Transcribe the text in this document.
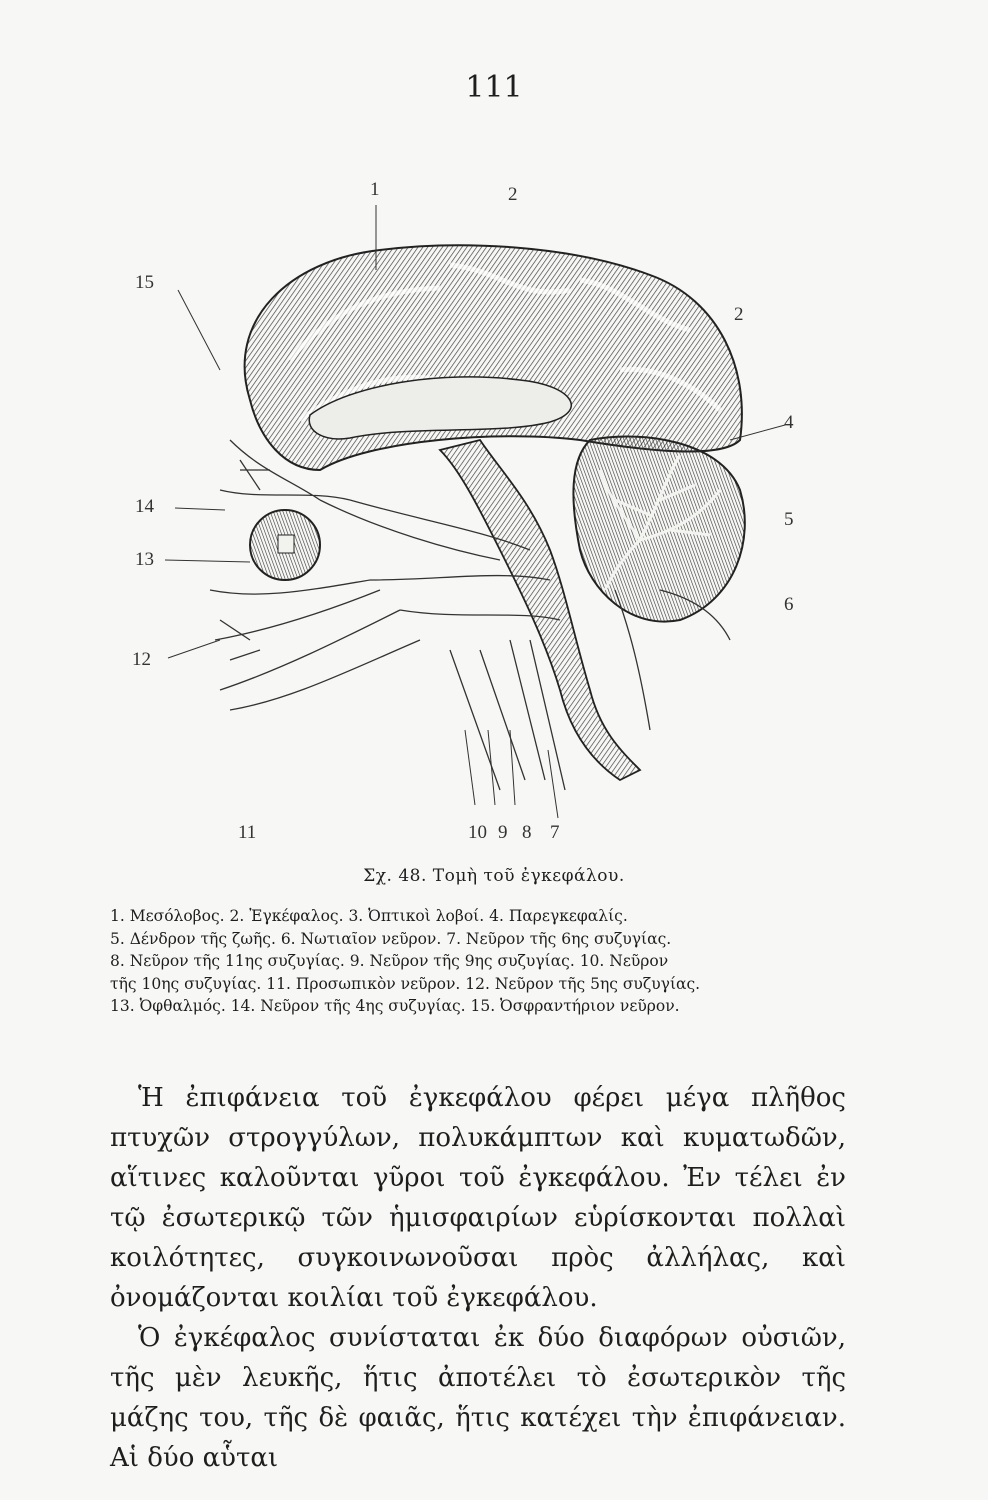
111
1	2
2
15
4
14
5
13
6
12
11	10 9 8 7
Σχ. 48. Τομὴ τοῦ ἐγκεφάλου.
1. Μεσόλοβος. 2. Ἐγκέφαλος. 3. Ὀπτικοὶ λοβοί. 4. Παρεγκεφαλίς.
5. Δένδρον τῆς ζωῆς. 6. Νωτιαῖον νεῦρον. 7. Νεῦρον τῆς 6ης συζυγίας.
8. Νεῦρον τῆς 11ης συζυγίας. 9. Νεῦρον τῆς 9ης συζυγίας. 10. Νεῦρον
τῆς 10ης συζυγίας. 11. Προσωπικὸν νεῦρον. 12. Νεῦρον τῆς 5ης συζυγίας.
13. Ὀφθαλμός. 14. Νεῦρον τῆς 4ης συζυγίας. 15. Ὀσφραντήριον νεῦρον.

Ἡ ἐπιφάνεια τοῦ ἐγκεφάλου φέρει μέγα πλῆθος πτυχῶν στρογγύλων, πολυκάμπτων καὶ κυματωδῶν, αἵτινες καλοῦνται γῦροι τοῦ ἐγκεφάλου. Ἐν τέλει ἐν τῷ ἐσωτερικῷ τῶν ἡμισφαιρίων εὑρίσκονται πολλαὶ κοιλότητες, συγκοινωνοῦσαι πρὸς ἀλλήλας, καὶ ὀνομάζονται κοιλίαι τοῦ ἐγκεφάλου.

Ὁ ἐγκέφαλος συνίσταται ἐκ δύο διαφόρων οὐσιῶν, τῆς μὲν λευκῆς, ἥτις ἀποτέλει τὸ ἐσωτερικὸν τῆς μάζης του, τῆς δὲ φαιᾶς, ἥτις κατέχει τὴν ἐπιφάνειαν. Αἱ δύο αὗται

*-*-*

Short problem:
Copy, from the material, each line that holds the string "ἐγκεφάλου".

Solution to this exercise:
Σχ. 48. Τομὴ τοῦ ἐγκεφάλου.
Ἡ ἐπιφάνεια τοῦ ἐγκεφάλου φέρει μέγα πλῆθος πτυχῶν στρογγύλων, πολυκάμπτων καὶ κυματωδῶν, αἵτινες καλοῦνται γῦροι τοῦ ἐγκεφάλου. Ἐν τέλει ἐν τῷ ἐσωτερικῷ τῶν ἡμισφαιρίων εὑρίσκονται πολλαὶ κοιλότητες, συγκοινωνοῦσαι πρὸς ἀλλήλας, καὶ ὀνομάζονται κοιλίαι τοῦ ἐγκεφάλου.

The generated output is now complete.